(Recorded data)

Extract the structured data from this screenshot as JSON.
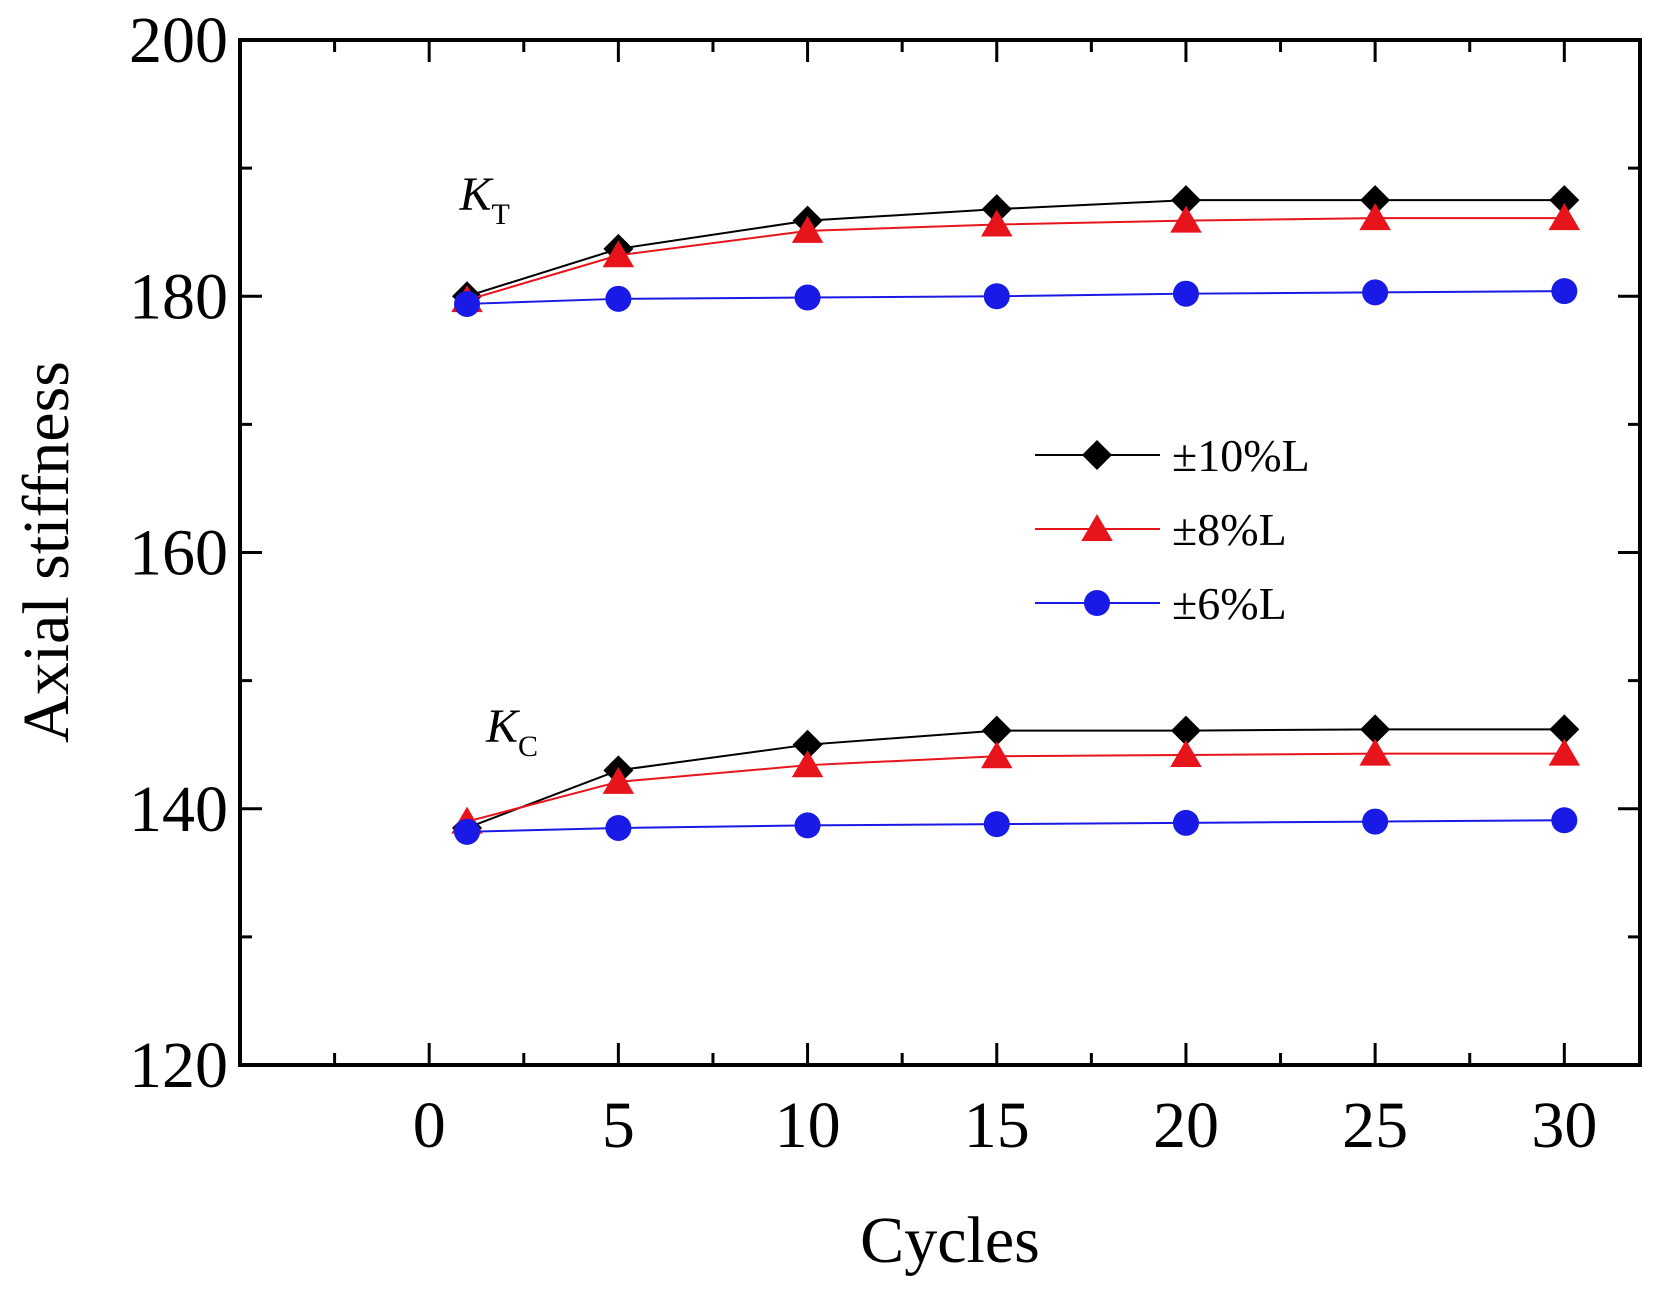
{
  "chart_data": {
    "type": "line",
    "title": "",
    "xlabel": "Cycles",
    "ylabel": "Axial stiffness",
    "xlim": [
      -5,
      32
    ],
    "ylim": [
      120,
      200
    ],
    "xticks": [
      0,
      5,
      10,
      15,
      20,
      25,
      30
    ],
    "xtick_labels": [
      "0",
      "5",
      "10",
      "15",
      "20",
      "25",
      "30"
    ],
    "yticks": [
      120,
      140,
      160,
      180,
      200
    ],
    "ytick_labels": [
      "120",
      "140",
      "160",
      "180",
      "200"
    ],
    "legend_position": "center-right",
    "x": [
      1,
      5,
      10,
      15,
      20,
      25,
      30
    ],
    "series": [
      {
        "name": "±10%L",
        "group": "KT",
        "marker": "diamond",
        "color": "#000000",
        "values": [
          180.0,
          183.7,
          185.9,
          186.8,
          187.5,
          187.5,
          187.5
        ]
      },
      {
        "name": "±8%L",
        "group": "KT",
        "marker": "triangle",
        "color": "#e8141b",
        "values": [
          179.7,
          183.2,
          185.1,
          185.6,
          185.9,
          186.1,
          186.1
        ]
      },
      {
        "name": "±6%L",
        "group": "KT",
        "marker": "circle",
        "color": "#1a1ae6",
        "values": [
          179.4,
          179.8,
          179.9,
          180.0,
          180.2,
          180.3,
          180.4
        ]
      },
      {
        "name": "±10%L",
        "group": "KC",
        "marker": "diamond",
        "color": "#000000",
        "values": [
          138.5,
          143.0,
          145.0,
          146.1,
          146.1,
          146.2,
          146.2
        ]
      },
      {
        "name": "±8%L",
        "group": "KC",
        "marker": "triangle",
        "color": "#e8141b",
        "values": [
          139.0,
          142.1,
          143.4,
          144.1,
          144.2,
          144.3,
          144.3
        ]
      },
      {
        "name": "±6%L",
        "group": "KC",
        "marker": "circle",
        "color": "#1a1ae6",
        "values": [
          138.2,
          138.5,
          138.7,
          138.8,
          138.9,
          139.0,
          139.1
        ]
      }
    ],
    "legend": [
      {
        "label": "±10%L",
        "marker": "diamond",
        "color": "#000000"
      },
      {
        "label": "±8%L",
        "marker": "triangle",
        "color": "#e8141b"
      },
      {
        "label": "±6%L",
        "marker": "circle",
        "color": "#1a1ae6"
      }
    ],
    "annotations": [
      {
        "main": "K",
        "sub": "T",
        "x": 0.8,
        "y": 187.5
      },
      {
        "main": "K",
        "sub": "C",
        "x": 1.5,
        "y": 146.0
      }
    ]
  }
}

---

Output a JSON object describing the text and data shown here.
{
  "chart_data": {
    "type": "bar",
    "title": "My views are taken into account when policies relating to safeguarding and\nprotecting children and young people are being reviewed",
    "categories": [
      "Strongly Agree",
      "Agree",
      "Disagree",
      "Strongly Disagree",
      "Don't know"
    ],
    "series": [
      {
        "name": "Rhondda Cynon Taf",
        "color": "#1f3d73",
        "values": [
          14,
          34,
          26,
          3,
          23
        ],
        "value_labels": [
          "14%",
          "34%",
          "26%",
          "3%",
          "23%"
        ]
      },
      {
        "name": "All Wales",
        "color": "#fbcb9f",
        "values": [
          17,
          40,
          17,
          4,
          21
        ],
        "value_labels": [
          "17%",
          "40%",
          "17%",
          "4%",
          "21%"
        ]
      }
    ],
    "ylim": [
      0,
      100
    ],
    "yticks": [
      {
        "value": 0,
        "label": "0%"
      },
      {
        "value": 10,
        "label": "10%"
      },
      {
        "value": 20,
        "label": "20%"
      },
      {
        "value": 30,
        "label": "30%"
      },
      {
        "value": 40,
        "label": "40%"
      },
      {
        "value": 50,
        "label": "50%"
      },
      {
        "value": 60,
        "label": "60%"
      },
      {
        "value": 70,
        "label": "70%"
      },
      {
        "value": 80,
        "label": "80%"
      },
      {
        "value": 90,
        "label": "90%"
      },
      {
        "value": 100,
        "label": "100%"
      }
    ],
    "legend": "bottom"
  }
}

WHAT THE TASK REQUIRES = From the listing above, collect each line in which the string "color" appears.

EXERCISE RESPONSE =
        "color": "#000000",
        "color": "#e8141b",
        "color": "#1a1ae6",
        "color": "#000000",
        "color": "#e8141b",
        "color": "#1a1ae6",
        "color": "#000000"
        "color": "#e8141b"
        "color": "#1a1ae6"
        "color": "#1f3d73",
        "color": "#fbcb9f",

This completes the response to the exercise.